[Begin Extracted text]

How Climate Smart Ag Can Make Your Land Work For You

Podcast Notes

What’s the soil food web got to do with it?

This is a special podcast to prepare our audience for the upcoming Climate Smart Agriculture enhancements to the EQIP and CSP programs, amongst others.  In our previous podcast recorded in November 2022, we spoke to South Dakota NRCS’s Jessica Michalski and Kent Vlieger about some of the programmatic and practical aspects of the Climate Smart initiative, the potential opportunities for producers and what you as a producer can do to best prepare for the enhanced funding opportunity.  

In this podcast, we speak to soil scientist/biogeochemist Dr. Andrea Jilling from Oklahoma State University’s Plant & Soil Sciences about some of the scientific underpinnings of the effect of climate smart practices that are extensively discussed in the previous podcast.  Yes, we nerd out a little, but we think that you, our listeners are ready and will take this discussion in their stride and see how it may benefit you, especially as you think about your conservation plan and how the Climate Smart enhancements may benefit you.

Topics that we discuss include:

• What does the soil food web have to do with climate smart ag? Can you use climate smart ag to enhance nutrient efficiency? Just how diverse is organic matter, what is the rhizosphere?
• How plants harness solar energy, and why they invest so much in below ground development, especially root exudates.
• What do root exudates have to do with enhancing nutrient efficiency?
• What does it mean when we say “carbon is the energy currency of the soil”?  
• How diverse is organic matter? Can we distinguish between particulate organic matter (POM) and mineral, or clay/silt associated organic matter?

[End Extracted text]
[Begin Dataset extract]

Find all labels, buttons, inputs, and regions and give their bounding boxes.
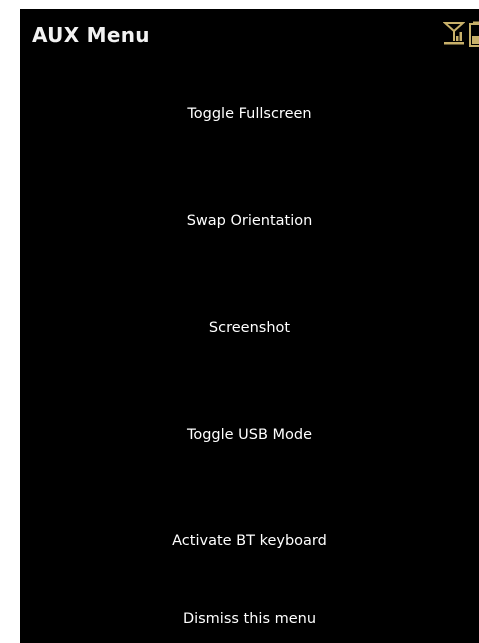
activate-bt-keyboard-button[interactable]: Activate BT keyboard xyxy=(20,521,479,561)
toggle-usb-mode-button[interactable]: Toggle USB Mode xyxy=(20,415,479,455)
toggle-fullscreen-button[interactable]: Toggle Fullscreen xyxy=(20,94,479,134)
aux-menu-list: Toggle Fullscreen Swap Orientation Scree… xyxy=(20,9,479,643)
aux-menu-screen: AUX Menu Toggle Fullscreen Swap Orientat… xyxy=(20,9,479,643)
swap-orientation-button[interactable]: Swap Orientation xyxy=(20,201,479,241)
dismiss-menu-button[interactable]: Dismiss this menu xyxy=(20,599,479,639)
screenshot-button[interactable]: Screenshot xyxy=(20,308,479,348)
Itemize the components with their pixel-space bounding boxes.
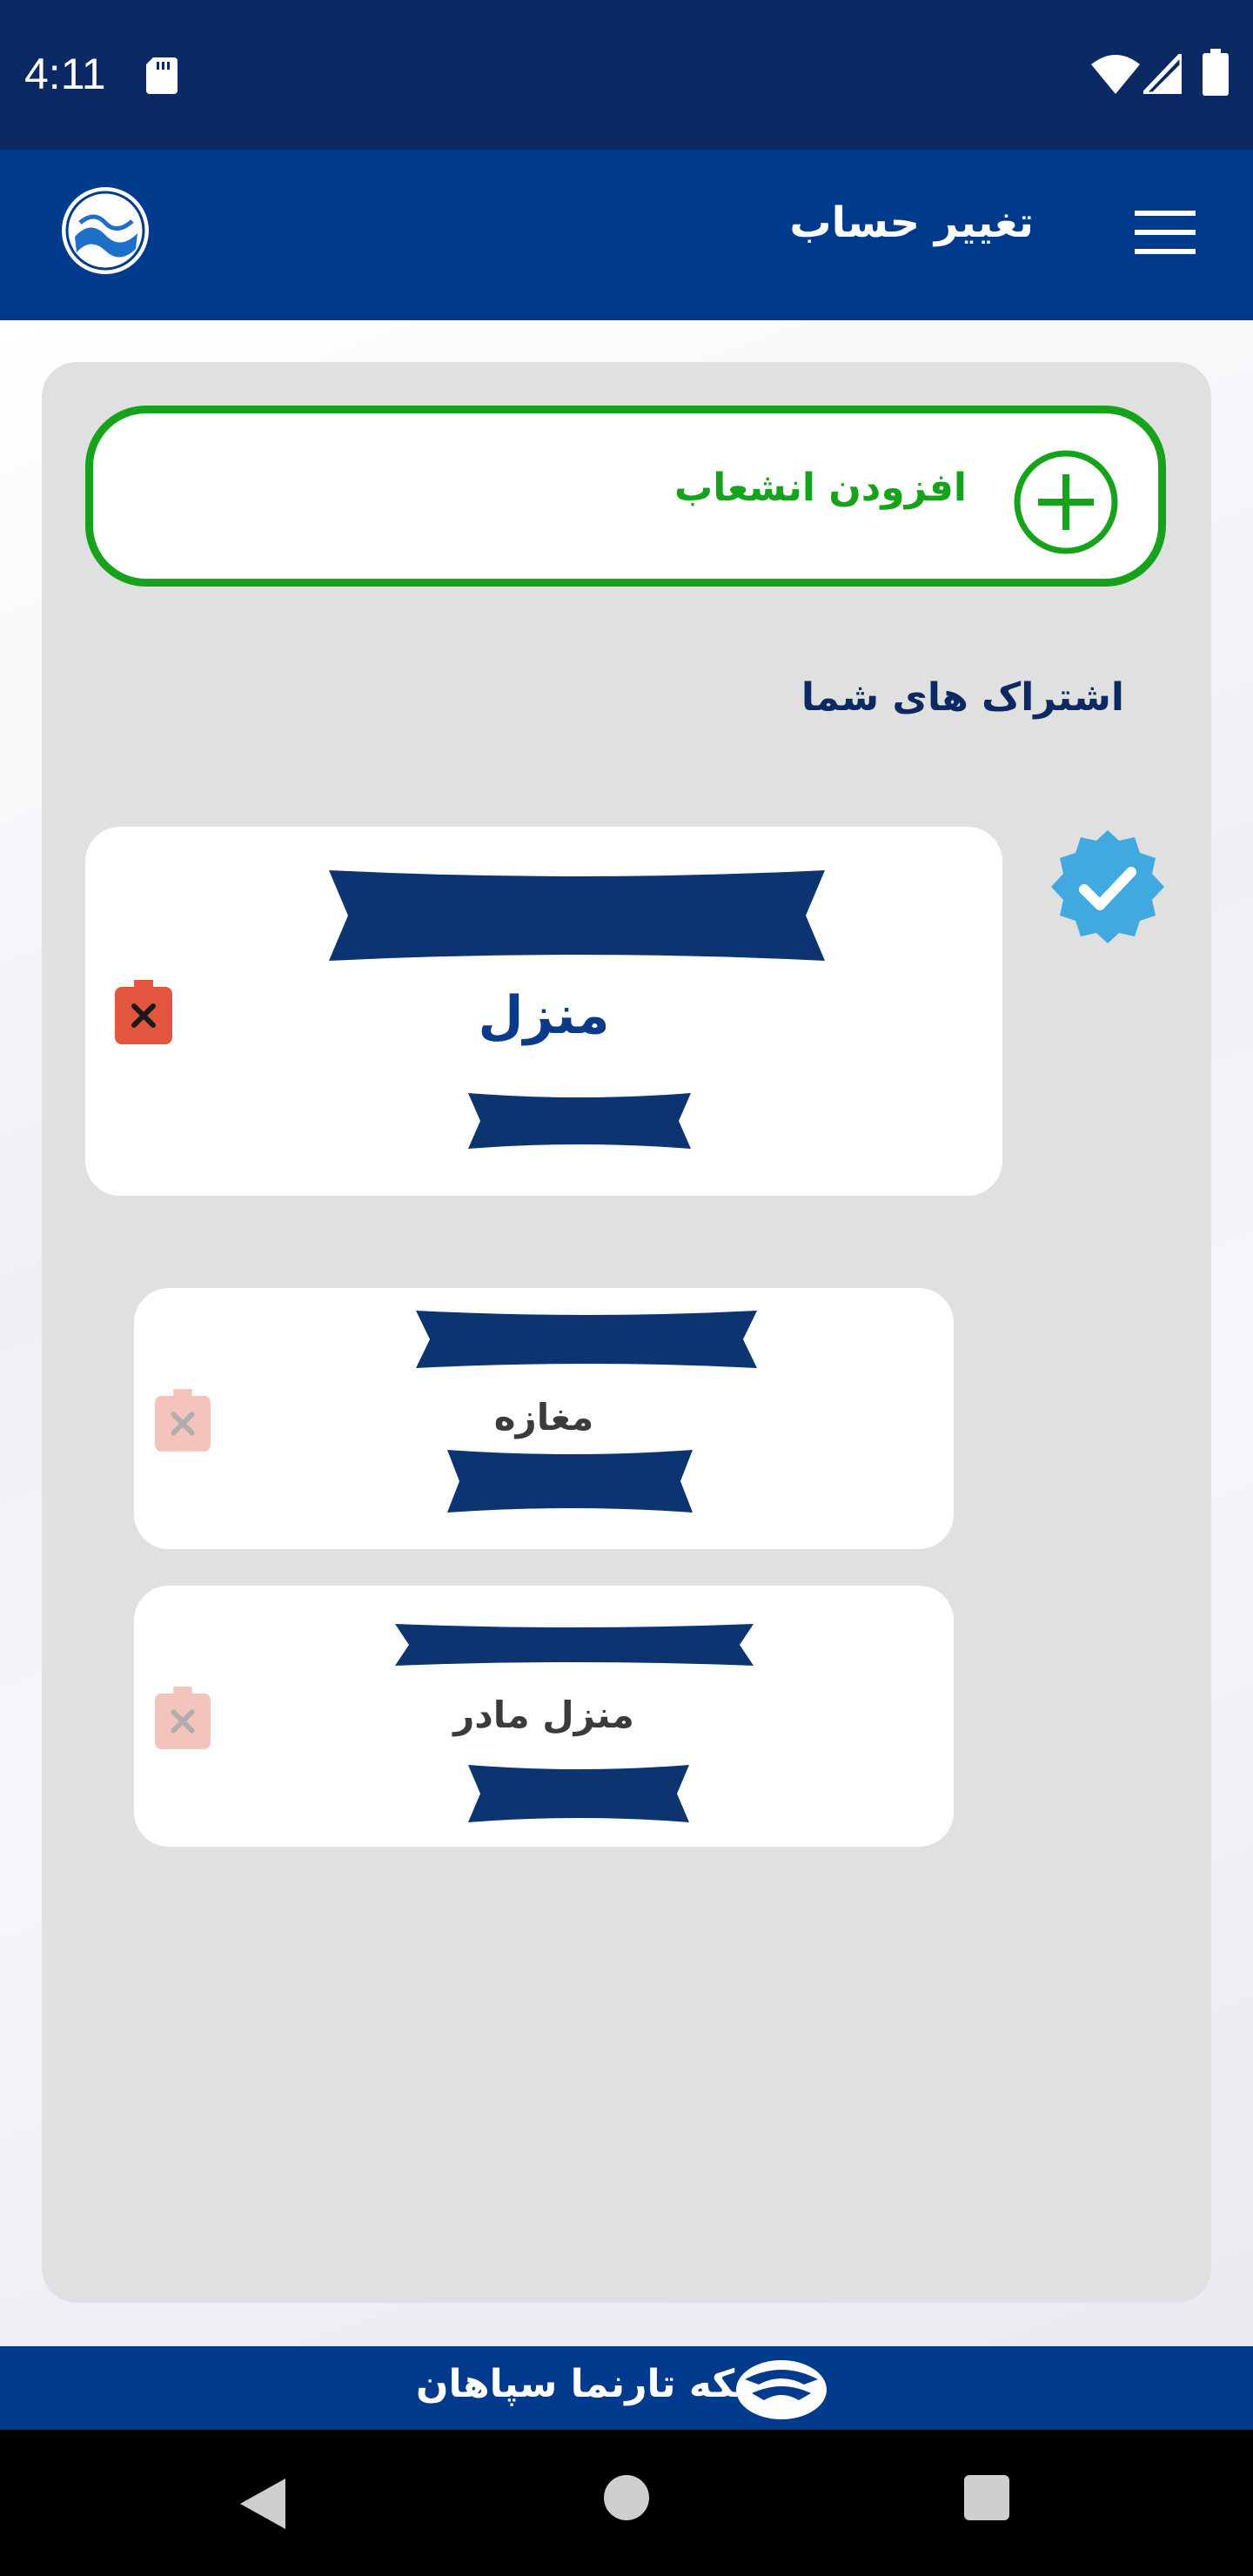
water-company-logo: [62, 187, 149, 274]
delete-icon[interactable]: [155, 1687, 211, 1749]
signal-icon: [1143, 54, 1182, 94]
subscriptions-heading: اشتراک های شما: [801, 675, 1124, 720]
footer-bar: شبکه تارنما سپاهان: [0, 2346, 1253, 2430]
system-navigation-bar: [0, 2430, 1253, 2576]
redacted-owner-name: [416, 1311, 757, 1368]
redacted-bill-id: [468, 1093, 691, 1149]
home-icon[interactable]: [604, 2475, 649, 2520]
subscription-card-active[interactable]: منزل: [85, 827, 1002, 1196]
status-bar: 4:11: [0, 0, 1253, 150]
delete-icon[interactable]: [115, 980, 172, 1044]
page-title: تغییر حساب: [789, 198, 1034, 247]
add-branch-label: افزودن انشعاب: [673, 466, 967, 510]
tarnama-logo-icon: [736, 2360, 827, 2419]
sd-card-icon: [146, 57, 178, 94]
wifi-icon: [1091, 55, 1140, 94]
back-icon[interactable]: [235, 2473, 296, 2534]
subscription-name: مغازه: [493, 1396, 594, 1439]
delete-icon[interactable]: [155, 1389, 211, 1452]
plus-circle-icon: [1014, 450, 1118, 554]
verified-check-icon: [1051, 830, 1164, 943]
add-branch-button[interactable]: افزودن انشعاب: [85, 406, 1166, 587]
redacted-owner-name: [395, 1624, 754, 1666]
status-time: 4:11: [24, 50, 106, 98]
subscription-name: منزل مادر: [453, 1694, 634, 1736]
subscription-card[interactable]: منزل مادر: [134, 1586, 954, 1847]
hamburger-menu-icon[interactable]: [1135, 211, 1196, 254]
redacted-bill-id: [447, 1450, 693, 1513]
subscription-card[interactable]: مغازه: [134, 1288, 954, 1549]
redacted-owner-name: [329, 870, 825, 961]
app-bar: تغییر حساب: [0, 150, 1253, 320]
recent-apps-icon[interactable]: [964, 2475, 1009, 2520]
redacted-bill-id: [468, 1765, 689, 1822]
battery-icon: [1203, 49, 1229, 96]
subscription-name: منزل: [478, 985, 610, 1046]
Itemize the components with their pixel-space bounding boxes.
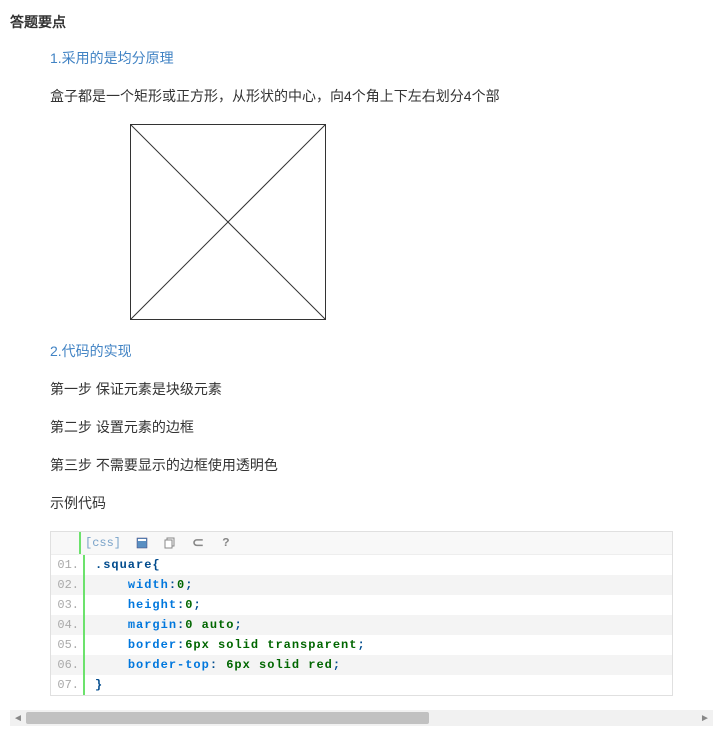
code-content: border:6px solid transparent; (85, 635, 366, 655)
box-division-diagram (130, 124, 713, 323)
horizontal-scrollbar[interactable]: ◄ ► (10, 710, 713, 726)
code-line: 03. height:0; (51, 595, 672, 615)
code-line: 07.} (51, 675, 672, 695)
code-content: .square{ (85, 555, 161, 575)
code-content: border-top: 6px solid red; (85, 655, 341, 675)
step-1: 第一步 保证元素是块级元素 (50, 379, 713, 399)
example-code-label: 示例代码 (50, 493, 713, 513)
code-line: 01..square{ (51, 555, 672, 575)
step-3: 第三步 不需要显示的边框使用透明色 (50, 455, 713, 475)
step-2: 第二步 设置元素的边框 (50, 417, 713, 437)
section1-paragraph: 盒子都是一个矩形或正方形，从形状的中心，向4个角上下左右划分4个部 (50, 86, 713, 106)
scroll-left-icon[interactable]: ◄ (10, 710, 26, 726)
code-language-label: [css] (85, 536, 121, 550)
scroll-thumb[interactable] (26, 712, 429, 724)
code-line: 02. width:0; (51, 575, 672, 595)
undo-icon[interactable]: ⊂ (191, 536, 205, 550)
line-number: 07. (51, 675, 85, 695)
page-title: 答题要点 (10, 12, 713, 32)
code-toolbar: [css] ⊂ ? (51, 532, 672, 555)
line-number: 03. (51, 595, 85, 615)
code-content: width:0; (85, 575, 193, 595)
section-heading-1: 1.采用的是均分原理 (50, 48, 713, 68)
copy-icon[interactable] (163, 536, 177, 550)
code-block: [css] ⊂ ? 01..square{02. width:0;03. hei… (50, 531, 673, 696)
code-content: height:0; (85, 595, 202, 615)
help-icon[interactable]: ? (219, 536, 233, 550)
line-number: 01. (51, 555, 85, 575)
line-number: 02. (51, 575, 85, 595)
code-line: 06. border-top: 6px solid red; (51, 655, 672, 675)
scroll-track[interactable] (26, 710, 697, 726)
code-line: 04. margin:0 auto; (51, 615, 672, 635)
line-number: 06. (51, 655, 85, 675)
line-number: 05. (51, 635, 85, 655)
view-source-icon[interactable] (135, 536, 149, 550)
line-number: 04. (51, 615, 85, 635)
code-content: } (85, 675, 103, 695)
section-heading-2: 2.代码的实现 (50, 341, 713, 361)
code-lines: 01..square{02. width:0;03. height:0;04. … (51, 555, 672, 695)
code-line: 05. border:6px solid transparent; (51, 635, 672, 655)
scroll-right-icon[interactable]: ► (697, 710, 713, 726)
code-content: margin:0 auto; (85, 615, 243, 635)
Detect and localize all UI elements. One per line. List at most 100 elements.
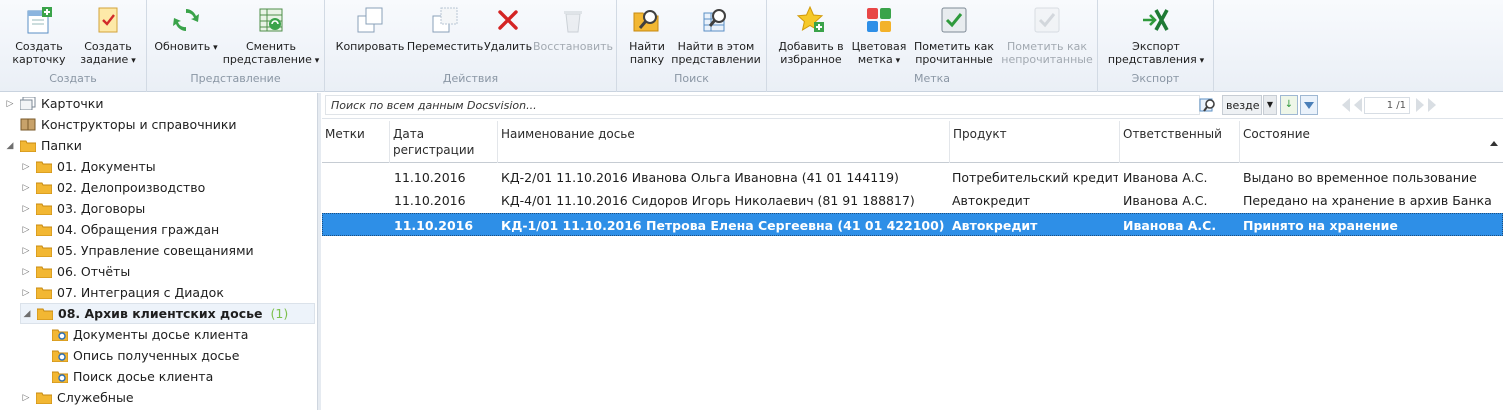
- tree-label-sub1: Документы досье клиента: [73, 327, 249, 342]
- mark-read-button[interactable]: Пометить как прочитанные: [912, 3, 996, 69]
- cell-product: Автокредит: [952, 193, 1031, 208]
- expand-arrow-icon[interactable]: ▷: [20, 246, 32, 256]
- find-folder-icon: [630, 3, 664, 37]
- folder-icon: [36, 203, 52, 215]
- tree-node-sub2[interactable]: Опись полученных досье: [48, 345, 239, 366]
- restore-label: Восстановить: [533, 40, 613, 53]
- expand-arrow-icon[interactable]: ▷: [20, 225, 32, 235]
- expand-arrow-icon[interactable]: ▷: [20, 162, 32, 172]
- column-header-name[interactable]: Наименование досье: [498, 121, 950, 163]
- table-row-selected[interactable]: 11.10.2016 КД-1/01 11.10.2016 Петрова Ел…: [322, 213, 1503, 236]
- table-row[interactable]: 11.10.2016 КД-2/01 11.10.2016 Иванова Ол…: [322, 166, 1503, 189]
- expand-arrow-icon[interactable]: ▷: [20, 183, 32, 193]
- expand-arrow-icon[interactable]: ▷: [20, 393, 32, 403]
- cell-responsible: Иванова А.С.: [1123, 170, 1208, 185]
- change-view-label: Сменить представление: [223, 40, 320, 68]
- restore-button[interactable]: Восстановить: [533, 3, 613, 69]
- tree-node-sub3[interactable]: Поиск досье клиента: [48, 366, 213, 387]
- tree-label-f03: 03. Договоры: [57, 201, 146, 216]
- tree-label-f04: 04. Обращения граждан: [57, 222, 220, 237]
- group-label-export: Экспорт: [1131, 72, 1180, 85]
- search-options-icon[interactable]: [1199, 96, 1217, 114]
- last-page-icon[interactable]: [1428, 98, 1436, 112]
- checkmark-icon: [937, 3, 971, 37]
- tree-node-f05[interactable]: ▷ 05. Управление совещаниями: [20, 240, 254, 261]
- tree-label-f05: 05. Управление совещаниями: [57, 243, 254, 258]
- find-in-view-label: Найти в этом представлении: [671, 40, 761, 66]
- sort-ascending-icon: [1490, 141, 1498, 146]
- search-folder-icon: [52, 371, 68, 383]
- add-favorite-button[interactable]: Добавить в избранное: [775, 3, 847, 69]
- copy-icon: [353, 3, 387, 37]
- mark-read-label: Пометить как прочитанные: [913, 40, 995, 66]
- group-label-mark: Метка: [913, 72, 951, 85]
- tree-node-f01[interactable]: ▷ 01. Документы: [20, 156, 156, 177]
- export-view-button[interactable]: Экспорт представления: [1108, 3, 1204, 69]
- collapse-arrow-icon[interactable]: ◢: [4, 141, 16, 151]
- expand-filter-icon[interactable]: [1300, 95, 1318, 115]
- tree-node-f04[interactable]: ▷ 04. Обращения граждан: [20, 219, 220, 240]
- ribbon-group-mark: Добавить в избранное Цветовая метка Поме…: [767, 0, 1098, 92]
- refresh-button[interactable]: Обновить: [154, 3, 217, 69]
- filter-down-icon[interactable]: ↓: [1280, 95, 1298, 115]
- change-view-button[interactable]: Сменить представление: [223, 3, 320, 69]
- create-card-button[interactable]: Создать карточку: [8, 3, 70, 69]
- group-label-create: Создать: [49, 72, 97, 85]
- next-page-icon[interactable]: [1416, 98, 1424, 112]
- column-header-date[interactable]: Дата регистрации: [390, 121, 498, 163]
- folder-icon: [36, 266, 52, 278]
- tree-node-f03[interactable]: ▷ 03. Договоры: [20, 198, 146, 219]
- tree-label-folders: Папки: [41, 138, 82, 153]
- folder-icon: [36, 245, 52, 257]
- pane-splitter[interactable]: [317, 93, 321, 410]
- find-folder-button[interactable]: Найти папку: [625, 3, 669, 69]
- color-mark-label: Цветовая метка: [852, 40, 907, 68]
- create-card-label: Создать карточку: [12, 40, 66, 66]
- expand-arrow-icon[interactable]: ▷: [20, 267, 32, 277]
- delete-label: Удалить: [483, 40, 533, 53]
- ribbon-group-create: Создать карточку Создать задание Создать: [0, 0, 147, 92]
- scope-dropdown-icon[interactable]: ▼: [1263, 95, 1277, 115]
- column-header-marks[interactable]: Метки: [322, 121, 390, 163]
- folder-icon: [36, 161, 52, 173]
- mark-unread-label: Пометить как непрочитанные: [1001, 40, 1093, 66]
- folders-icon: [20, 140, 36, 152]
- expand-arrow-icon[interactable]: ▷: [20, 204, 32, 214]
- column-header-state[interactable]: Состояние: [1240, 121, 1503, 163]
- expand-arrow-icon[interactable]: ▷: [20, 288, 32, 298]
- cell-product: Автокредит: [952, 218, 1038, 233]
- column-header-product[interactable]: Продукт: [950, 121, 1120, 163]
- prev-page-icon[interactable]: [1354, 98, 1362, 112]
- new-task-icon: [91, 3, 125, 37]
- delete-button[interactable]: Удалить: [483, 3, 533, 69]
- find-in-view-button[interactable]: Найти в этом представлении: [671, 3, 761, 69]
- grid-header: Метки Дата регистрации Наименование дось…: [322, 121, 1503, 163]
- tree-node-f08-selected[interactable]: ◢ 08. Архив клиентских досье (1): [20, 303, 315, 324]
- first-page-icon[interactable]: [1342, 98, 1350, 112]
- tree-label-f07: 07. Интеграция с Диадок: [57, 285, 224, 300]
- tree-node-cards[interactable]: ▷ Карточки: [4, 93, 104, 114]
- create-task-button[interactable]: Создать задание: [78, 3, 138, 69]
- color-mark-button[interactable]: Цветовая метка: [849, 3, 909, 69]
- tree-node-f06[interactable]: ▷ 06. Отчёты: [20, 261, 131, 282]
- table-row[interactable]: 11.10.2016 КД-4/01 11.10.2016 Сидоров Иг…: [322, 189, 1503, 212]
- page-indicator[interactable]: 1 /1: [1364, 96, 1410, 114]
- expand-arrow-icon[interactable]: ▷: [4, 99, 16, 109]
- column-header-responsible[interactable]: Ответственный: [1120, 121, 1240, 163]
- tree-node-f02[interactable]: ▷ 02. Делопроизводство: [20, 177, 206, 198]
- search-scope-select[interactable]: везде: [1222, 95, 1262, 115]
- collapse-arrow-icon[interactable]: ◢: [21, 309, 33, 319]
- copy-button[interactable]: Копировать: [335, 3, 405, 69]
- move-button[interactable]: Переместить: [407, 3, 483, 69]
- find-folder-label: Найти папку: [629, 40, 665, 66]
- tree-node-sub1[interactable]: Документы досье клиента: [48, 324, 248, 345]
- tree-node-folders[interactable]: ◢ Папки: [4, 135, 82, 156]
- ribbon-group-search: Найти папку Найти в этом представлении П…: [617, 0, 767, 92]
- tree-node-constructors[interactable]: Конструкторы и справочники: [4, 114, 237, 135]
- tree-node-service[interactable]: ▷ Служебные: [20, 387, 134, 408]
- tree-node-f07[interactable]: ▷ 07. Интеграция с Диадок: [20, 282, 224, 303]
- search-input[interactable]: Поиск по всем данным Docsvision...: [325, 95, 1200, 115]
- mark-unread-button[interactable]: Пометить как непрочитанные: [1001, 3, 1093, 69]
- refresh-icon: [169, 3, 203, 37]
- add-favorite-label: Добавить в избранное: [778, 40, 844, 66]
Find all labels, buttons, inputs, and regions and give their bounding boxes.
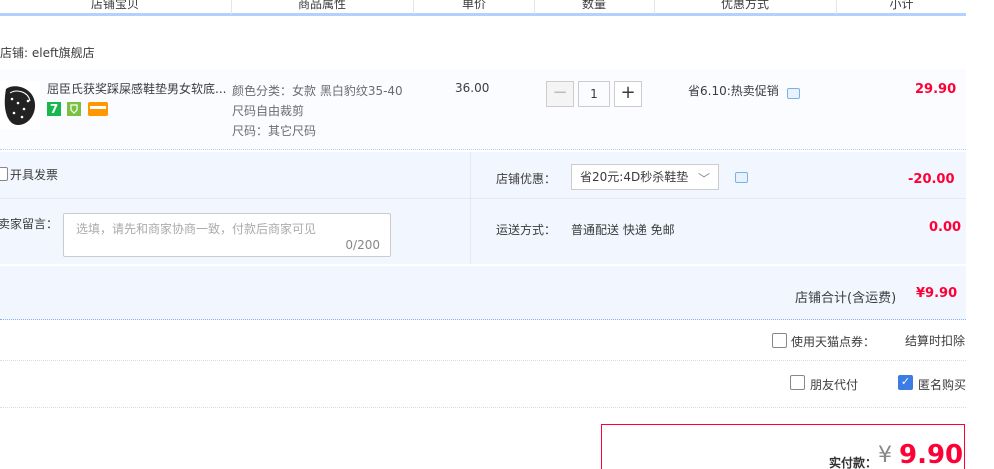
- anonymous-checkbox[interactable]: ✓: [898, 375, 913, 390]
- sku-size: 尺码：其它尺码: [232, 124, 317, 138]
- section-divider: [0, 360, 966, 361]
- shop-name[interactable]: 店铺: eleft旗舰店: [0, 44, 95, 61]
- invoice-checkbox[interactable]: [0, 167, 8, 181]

[End Dataset extract]

### What you need to do
1 > Summarize the podcast notes on climate smart agriculture in two sentences.
2 > According to the podcast notes on climate smart agriculture, when was the previous podcast recorded?
3 > Carry on the podcast notes on climate smart agriculture from their final bullet.

### Task-by-task outputs
1 > This special podcast prepares listeners for the coming Climate Smart Agriculture enhancements to programs such as EQIP and CSP, following an earlier episode with South Dakota NRCS staff. In it, soil scientist Dr. Andrea Jilling of Oklahoma State University discusses the science behind climate smart practices, including the soil food web, root exudates, nutrient efficiency and the diversity of organic matter.

2 > It was recorded in November 2022.

3 >
• What and has recent science done to shed more light on how view mineral associated organic matter?
• How do POM and mineral associated organic matter work together to immobilize and release nutrients?
• What do plant-soil interactions look like over the lifecycle of the plant in releasing and immobilizing nutrients, what are the management possibilities in the future, and what can we do now to optimize plant-soil interactions?
• How do these principles work with soil minerals like phosphorus and why are pH hot spots at a microscopic scale are a big deal?
• What kinds of change could you expect in your soils if you decided to go all in for climate smart ag?
• What are scientists like Dr. Jilling thinking about for the future in agriculture?  Will new research try to leverage more producer collaboration?  Also, Dr. Jilling provides some parting words on resilience.

Dr Jilling can be found here


For related articles on how soil health (and climate smart practices) can add real value to the farm see:

Successful farming’s: “Living Roots, Low input costs: Turning Cover Crops into Cash Crops Boosts Profits and lowers costs”


No Till Farmer’s “How No-till improves land values”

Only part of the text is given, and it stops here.